start SUPPLIED RECORDS
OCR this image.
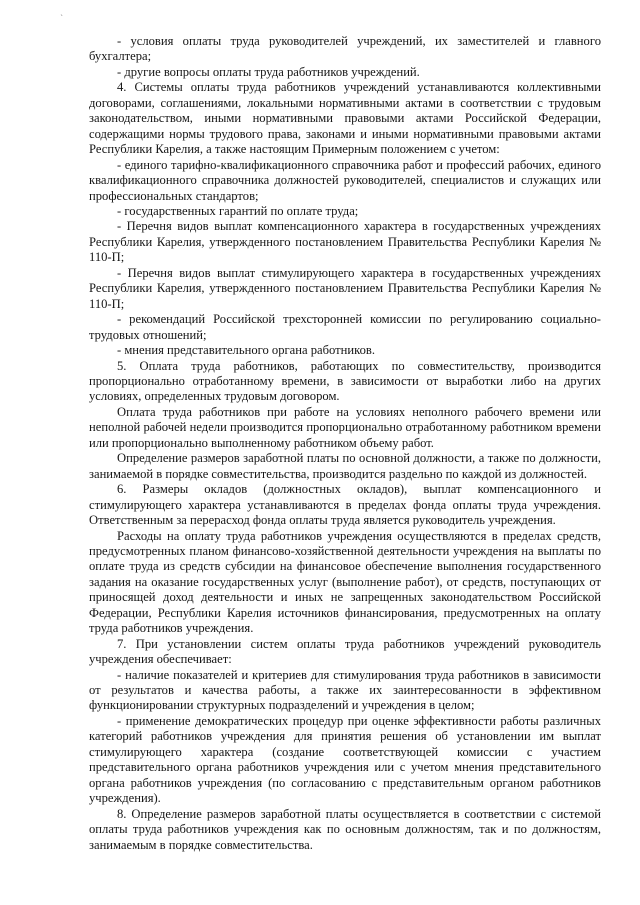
ˋ

- условия оплаты труда руководителей учреждений, их заместителей и главного бухгалтера;

- другие вопросы оплаты труда работников учреждений.

4. Системы оплаты труда работников учреждений устанавливаются коллективными договорами, соглашениями, локальными нормативными актами в соответствии с трудовым законодательством, иными нормативными правовыми актами Российской Федерации, содержащими нормы трудового права, законами и иными нормативными правовыми актами Республики Карелия, а также настоящим Примерным положением с учетом:

- единого тарифно-квалификационного справочника работ и профессий рабочих, единого квалификационного справочника должностей руководителей, специалистов и служащих или профессиональных стандартов;

- государственных гарантий по оплате труда;

- Перечня видов выплат компенсационного характера в государственных учреждениях Республики Карелия, утвержденного постановлением Правительства Республики Карелия № 110-П;

- Перечня видов выплат стимулирующего характера в государственных учреждениях Республики Карелия, утвержденного постановлением Правительства Республики Карелия № 110-П;

- рекомендаций Российской трехсторонней комиссии по регулированию социально-трудовых отношений;

- мнения представительного органа работников.

5. Оплата труда работников, работающих по совместительству, производится пропорционально отработанному времени, в зависимости от выработки либо на других условиях, определенных трудовым договором.

Оплата труда работников при работе на условиях неполного рабочего времени или неполной рабочей недели производится пропорционально отработанному работником времени или пропорционально выполненному работником объему работ.

Определение размеров заработной платы по основной должности, а также по должности, занимаемой в порядке совместительства, производится раздельно по каждой из должностей.

6. Размеры окладов (должностных окладов), выплат компенсационного и стимулирующего характера устанавливаются в пределах фонда оплаты труда учреждения. Ответственным за перерасход фонда оплаты труда является руководитель учреждения.

Расходы на оплату труда работников учреждения осуществляются в пределах средств, предусмотренных планом финансово-хозяйственной деятельности учреждения на выплаты по оплате труда из средств субсидии на финансовое обеспечение выполнения государственного задания на оказание государственных услуг (выполнение работ), от средств, поступающих от приносящей доход деятельности и иных не запрещенных законодательством Российской Федерации, Республики Карелия источников финансирования, предусмотренных на оплату труда работников учреждения.

7. При установлении систем оплаты труда работников учреждений руководитель учреждения обеспечивает:

- наличие показателей и критериев для стимулирования труда работников в зависимости от результатов и качества работы, а также их заинтересованности в эффективном функционировании структурных подразделений и учреждения в целом;

- применение демократических процедур при оценке эффективности работы различных категорий работников учреждения для принятия решения об установлении им выплат стимулирующего характера (создание соответствующей комиссии с участием представительного органа работников учреждения или с учетом мнения представительного органа работников учреждения (по согласованию с представительным органом работников учреждения).

8. Определение размеров заработной платы осуществляется в соответствии с системой оплаты труда работников учреждения как по основным должностям, так и по должностям, занимаемым в порядке совместительства.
end SUPPLIED RECORDS
§ EXERCISE
Repeat the records word for word. Any picture in them should be left out.

§ COMPLETE OUTPUT
OCR this image.
ˋ

- условия оплаты труда руководителей учреждений, их заместителей и главного бухгалтера;

- другие вопросы оплаты труда работников учреждений.

4. Системы оплаты труда работников учреждений устанавливаются коллективными договорами, соглашениями, локальными нормативными актами в соответствии с трудовым законодательством, иными нормативными правовыми актами Российской Федерации, содержащими нормы трудового права, законами и иными нормативными правовыми актами Республики Карелия, а также настоящим Примерным положением с учетом:

- единого тарифно-квалификационного справочника работ и профессий рабочих, единого квалификационного справочника должностей руководителей, специалистов и служащих или профессиональных стандартов;

- государственных гарантий по оплате труда;

- Перечня видов выплат компенсационного характера в государственных учреждениях Республики Карелия, утвержденного постановлением Правительства Республики Карелия № 110-П;

- Перечня видов выплат стимулирующего характера в государственных учреждениях Республики Карелия, утвержденного постановлением Правительства Республики Карелия № 110-П;

- рекомендаций Российской трехсторонней комиссии по регулированию социально-трудовых отношений;

- мнения представительного органа работников.

5. Оплата труда работников, работающих по совместительству, производится пропорционально отработанному времени, в зависимости от выработки либо на других условиях, определенных трудовым договором.

Оплата труда работников при работе на условиях неполного рабочего времени или неполной рабочей недели производится пропорционально отработанному работником времени или пропорционально выполненному работником объему работ.

Определение размеров заработной платы по основной должности, а также по должности, занимаемой в порядке совместительства, производится раздельно по каждой из должностей.

6. Размеры окладов (должностных окладов), выплат компенсационного и стимулирующего характера устанавливаются в пределах фонда оплаты труда учреждения. Ответственным за перерасход фонда оплаты труда является руководитель учреждения.

Расходы на оплату труда работников учреждения осуществляются в пределах средств, предусмотренных планом финансово-хозяйственной деятельности учреждения на выплаты по оплате труда из средств субсидии на финансовое обеспечение выполнения государственного задания на оказание государственных услуг (выполнение работ), от средств, поступающих от приносящей доход деятельности и иных не запрещенных законодательством Российской Федерации, Республики Карелия источников финансирования, предусмотренных на оплату труда работников учреждения.

7. При установлении систем оплаты труда работников учреждений руководитель учреждения обеспечивает:

- наличие показателей и критериев для стимулирования труда работников в зависимости от результатов и качества работы, а также их заинтересованности в эффективном функционировании структурных подразделений и учреждения в целом;

- применение демократических процедур при оценке эффективности работы различных категорий работников учреждения для принятия решения об установлении им выплат стимулирующего характера (создание соответствующей комиссии с участием представительного органа работников учреждения или с учетом мнения представительного органа работников учреждения (по согласованию с представительным органом работников учреждения).

8. Определение размеров заработной платы осуществляется в соответствии с системой оплаты труда работников учреждения как по основным должностям, так и по должностям, занимаемым в порядке совместительства.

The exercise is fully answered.